#### Directions for this task
Which lines include the word "xlabel"? Copy each of them.

Records that describe figures
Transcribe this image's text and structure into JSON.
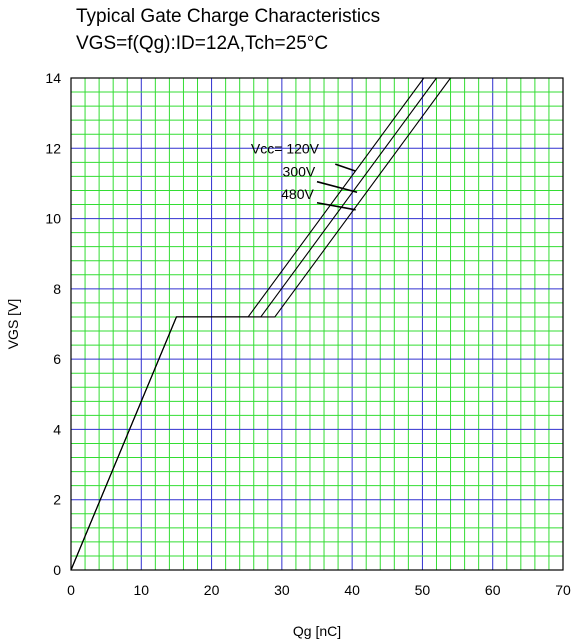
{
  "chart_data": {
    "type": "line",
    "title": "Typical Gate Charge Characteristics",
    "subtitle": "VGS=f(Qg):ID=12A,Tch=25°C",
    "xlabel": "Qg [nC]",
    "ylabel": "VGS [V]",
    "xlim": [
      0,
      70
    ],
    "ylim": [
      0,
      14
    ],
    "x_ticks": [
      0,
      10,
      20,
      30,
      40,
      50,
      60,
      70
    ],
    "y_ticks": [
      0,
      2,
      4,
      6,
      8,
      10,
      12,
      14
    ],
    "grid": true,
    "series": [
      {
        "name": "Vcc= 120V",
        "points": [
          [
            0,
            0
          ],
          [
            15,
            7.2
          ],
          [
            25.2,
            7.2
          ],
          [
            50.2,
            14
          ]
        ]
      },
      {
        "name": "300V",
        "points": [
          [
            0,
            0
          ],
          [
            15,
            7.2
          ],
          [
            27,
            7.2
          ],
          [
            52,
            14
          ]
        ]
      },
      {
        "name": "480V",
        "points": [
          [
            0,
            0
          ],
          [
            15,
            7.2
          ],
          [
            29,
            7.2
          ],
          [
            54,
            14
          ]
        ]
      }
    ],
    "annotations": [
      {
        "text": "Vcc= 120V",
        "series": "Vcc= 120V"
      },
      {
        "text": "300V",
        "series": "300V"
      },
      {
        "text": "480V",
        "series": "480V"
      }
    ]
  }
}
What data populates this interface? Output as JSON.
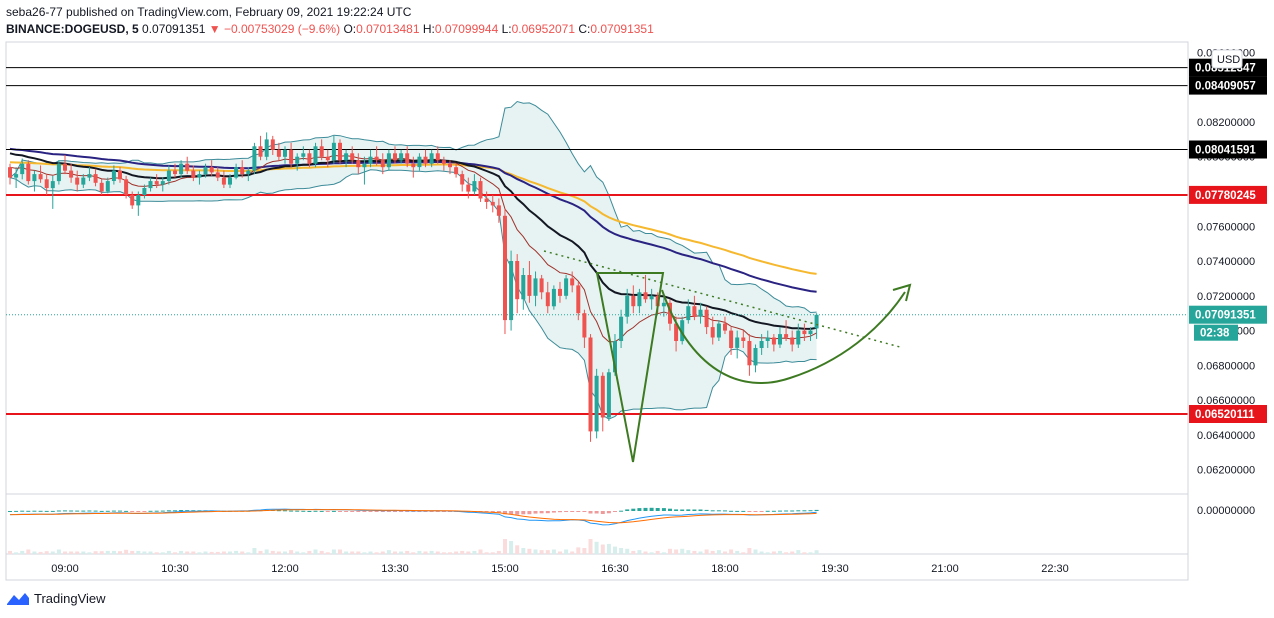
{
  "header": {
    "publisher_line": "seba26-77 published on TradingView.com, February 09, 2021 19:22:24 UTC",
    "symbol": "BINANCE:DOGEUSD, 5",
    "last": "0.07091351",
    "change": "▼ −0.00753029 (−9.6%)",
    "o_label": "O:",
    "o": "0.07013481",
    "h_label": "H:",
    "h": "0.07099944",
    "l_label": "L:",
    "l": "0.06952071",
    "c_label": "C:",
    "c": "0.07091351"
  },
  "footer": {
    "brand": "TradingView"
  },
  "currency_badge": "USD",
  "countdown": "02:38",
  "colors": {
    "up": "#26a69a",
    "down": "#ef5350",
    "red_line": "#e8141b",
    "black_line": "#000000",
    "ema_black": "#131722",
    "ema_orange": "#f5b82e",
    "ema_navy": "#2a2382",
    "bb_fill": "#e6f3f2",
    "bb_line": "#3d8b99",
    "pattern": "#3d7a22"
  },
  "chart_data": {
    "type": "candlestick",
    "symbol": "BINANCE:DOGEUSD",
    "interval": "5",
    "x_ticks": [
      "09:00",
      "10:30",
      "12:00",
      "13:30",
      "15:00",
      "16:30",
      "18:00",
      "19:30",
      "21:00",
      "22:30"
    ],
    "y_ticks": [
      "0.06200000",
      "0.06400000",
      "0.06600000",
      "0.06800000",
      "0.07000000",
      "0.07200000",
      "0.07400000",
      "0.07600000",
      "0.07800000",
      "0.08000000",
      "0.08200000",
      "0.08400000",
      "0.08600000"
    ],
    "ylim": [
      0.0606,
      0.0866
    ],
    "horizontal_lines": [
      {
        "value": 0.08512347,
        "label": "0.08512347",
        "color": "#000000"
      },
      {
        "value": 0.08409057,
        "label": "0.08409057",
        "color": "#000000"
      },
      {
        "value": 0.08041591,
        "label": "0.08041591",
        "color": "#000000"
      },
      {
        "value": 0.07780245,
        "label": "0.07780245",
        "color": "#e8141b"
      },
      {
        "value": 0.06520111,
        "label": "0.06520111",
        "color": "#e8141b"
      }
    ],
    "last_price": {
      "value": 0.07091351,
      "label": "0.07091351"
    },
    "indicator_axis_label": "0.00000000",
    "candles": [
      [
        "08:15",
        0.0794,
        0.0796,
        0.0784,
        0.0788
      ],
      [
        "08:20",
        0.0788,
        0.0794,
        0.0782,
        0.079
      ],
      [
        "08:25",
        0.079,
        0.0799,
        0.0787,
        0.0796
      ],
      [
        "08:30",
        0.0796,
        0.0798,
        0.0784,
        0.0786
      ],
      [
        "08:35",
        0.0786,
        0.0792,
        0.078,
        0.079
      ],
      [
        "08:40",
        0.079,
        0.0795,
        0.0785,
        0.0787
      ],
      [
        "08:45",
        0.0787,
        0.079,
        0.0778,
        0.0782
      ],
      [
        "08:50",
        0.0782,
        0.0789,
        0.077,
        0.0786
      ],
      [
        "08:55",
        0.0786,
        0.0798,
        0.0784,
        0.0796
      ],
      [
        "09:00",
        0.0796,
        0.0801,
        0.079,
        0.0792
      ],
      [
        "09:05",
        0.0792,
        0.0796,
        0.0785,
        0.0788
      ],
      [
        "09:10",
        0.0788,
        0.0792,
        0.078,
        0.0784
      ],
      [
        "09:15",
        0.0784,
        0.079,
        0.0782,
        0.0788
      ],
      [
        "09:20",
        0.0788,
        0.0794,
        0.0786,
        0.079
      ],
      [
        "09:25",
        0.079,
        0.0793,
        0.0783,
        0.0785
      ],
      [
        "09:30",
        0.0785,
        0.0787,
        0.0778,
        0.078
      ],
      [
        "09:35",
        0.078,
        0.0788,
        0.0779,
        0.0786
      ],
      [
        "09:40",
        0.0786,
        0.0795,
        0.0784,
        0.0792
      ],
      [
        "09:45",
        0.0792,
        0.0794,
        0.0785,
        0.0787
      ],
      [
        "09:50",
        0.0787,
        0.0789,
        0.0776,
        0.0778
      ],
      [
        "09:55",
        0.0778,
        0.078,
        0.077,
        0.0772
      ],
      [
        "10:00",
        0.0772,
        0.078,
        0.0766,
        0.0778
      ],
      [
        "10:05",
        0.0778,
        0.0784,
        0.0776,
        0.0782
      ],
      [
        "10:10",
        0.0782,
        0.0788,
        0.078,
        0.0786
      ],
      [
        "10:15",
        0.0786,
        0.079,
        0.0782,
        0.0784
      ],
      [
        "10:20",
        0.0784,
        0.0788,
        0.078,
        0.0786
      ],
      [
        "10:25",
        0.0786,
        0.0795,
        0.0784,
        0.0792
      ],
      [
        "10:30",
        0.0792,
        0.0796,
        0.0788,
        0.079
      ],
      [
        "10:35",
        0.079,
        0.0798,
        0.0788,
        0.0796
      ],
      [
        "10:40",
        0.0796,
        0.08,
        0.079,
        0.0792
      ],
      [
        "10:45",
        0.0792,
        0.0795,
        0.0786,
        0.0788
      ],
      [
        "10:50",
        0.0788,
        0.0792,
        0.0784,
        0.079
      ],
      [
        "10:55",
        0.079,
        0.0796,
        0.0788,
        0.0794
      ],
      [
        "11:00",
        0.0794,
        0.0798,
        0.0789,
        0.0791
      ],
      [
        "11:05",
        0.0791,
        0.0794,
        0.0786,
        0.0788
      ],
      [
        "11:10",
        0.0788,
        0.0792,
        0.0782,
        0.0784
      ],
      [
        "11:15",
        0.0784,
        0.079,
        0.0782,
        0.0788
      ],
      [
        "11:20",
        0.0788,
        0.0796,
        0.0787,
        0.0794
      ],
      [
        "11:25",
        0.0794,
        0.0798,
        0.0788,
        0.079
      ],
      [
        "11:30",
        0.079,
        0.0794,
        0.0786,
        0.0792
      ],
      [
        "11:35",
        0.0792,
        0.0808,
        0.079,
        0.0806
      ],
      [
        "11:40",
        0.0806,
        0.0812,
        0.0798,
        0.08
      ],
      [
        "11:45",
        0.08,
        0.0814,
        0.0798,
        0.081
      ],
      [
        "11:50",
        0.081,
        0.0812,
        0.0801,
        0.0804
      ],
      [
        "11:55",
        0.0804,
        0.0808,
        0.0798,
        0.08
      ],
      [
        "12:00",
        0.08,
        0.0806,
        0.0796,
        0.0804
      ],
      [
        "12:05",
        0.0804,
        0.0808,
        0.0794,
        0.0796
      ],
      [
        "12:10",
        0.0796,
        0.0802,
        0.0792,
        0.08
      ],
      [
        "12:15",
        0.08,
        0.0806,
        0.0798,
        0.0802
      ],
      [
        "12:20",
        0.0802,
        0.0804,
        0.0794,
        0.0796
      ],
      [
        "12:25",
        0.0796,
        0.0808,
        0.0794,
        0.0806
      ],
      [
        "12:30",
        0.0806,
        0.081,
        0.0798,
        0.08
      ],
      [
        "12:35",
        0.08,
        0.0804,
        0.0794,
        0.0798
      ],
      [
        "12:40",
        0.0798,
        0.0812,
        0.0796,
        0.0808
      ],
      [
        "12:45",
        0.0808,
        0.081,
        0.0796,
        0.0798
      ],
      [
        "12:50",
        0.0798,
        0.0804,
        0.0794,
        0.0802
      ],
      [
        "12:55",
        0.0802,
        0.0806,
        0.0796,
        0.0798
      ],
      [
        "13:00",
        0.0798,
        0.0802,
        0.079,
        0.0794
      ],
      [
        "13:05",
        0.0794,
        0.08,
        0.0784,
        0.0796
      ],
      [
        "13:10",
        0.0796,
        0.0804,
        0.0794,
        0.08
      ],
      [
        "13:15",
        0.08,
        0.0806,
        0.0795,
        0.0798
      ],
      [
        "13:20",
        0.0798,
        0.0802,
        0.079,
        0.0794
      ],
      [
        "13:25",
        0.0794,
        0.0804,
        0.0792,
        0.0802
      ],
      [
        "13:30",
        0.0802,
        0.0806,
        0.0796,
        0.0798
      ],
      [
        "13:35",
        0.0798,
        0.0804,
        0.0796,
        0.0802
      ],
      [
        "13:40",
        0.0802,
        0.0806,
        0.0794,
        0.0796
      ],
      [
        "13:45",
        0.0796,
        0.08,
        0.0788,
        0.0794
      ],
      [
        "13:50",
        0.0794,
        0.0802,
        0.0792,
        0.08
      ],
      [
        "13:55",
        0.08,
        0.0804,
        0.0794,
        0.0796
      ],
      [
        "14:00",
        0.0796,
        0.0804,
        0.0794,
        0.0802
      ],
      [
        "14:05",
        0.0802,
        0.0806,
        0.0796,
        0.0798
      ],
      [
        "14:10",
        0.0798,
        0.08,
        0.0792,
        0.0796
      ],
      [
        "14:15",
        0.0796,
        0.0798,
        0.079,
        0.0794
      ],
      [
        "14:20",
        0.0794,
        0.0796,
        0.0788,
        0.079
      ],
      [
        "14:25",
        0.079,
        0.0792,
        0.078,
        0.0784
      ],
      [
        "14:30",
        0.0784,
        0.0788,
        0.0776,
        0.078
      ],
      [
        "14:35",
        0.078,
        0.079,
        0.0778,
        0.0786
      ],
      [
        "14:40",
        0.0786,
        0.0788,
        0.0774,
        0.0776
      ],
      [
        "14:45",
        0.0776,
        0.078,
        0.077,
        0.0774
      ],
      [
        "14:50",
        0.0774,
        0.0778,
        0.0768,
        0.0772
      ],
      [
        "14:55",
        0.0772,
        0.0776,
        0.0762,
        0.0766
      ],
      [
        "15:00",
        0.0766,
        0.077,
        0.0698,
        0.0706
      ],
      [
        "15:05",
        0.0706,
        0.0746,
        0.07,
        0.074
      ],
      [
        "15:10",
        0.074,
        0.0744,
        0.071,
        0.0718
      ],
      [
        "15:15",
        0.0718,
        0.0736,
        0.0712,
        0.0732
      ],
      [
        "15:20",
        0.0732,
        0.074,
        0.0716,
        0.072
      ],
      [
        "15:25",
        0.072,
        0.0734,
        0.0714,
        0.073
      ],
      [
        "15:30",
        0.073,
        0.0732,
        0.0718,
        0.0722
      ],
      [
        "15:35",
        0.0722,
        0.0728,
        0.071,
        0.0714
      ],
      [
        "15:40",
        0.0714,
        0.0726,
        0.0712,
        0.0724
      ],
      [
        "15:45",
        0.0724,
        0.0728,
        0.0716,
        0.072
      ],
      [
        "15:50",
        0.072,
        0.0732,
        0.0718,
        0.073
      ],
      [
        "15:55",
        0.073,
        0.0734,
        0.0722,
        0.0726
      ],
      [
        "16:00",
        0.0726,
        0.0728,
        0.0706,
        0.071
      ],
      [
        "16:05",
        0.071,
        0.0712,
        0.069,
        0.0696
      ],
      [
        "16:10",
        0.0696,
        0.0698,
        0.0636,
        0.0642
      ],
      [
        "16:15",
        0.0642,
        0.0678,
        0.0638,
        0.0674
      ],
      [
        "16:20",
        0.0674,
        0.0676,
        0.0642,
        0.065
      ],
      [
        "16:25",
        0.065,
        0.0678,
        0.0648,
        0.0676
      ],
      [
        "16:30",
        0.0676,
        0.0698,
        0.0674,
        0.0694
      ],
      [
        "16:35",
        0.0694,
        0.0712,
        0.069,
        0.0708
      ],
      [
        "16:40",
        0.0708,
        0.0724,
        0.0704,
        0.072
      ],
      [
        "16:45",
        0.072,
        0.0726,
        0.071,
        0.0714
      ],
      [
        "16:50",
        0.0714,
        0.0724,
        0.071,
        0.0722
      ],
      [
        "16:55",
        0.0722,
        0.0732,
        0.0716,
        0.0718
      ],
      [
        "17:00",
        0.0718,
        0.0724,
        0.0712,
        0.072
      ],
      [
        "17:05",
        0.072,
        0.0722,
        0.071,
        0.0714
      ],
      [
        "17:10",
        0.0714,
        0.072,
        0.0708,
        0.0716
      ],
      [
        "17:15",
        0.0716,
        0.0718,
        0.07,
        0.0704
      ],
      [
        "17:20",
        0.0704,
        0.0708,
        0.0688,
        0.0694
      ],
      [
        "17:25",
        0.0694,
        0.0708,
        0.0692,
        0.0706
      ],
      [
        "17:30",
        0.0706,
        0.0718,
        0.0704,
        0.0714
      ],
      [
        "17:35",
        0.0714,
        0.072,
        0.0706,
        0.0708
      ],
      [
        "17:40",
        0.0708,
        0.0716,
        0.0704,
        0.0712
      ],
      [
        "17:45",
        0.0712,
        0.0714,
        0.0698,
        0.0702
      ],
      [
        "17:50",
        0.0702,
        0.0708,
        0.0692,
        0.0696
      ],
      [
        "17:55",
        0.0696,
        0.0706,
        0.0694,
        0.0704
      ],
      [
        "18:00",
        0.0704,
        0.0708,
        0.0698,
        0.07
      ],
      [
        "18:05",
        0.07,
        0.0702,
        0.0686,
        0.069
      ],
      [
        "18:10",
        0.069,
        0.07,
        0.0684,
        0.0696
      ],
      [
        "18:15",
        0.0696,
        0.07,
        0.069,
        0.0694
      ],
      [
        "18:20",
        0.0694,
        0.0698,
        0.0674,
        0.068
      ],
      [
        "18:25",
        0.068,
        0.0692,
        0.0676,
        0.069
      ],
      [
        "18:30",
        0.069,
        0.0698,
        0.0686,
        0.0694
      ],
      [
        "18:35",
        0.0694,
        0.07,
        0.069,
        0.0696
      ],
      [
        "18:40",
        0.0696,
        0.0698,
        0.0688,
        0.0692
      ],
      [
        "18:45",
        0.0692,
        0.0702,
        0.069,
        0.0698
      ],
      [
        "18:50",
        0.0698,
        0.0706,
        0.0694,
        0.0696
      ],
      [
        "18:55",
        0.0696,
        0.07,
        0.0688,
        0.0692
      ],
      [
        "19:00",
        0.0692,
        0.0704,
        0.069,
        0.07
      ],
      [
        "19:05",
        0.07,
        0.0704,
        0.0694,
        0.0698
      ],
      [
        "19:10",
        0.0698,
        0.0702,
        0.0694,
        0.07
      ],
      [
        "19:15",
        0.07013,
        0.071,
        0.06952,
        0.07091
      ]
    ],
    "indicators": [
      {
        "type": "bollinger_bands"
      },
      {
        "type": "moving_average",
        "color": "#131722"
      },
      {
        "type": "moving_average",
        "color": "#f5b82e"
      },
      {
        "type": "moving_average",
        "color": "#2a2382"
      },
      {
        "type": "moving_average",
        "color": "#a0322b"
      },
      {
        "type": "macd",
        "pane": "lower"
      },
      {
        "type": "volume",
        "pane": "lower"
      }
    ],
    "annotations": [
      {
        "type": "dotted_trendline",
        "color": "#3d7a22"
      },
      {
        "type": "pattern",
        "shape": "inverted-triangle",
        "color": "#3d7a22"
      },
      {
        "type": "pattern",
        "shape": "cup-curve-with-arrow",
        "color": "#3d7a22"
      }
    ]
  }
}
...
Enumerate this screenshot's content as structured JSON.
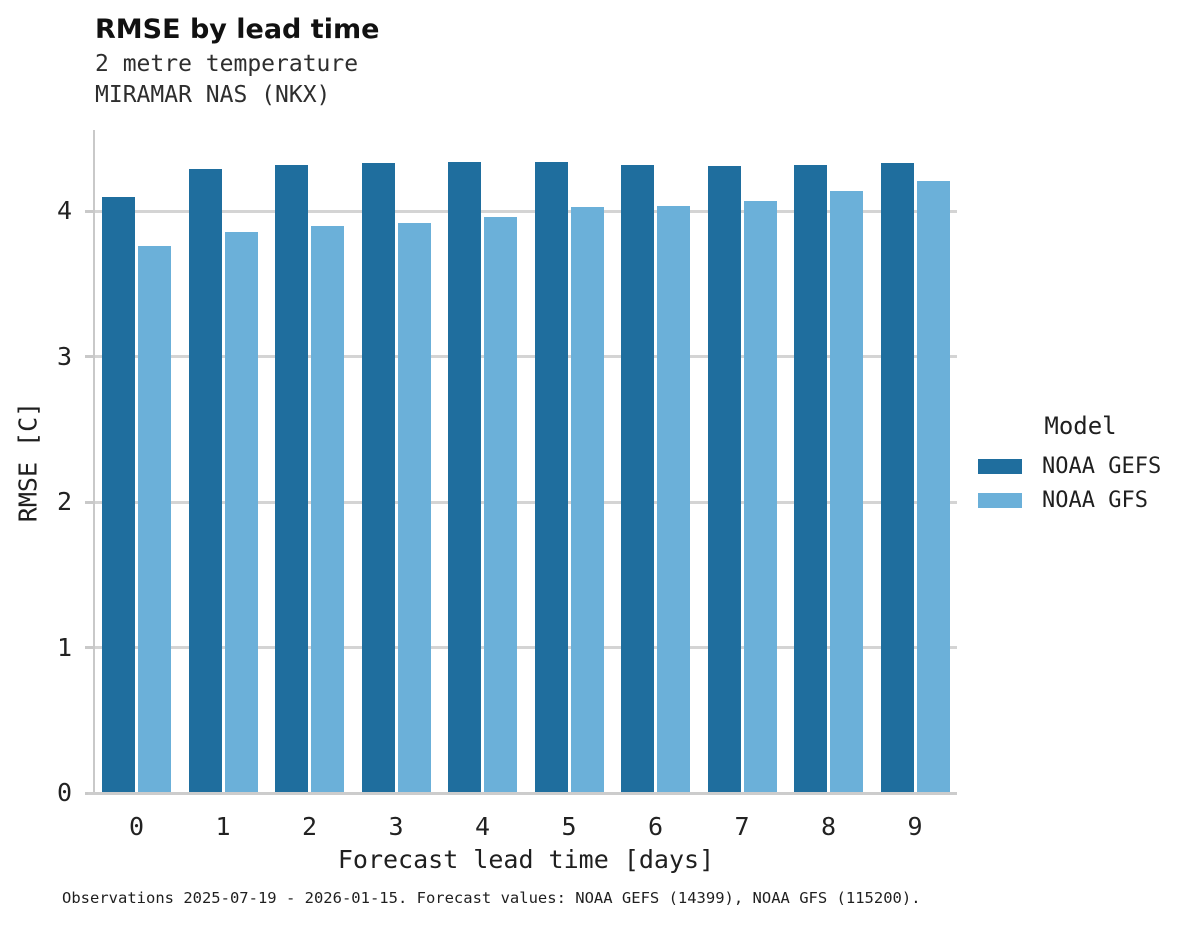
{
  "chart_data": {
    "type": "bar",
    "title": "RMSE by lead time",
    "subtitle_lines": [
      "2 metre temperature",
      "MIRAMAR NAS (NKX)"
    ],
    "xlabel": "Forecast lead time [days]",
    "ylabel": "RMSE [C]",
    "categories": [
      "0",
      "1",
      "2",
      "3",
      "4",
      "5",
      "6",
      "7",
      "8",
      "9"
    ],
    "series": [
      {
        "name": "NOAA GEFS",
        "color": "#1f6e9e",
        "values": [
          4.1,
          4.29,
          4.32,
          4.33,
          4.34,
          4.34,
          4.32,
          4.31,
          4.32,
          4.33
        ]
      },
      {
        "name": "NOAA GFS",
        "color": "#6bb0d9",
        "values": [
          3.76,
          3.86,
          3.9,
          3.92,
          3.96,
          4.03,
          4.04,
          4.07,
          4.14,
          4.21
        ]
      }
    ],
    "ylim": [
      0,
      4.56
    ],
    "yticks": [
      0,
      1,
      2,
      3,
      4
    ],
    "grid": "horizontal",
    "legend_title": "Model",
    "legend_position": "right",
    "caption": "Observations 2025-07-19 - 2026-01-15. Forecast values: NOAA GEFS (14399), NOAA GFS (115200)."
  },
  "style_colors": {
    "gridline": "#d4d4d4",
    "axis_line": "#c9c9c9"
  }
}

#### Task output
    "xlabel": "Qg [nC]",
    "xlabel": "Forecast lead time [days]",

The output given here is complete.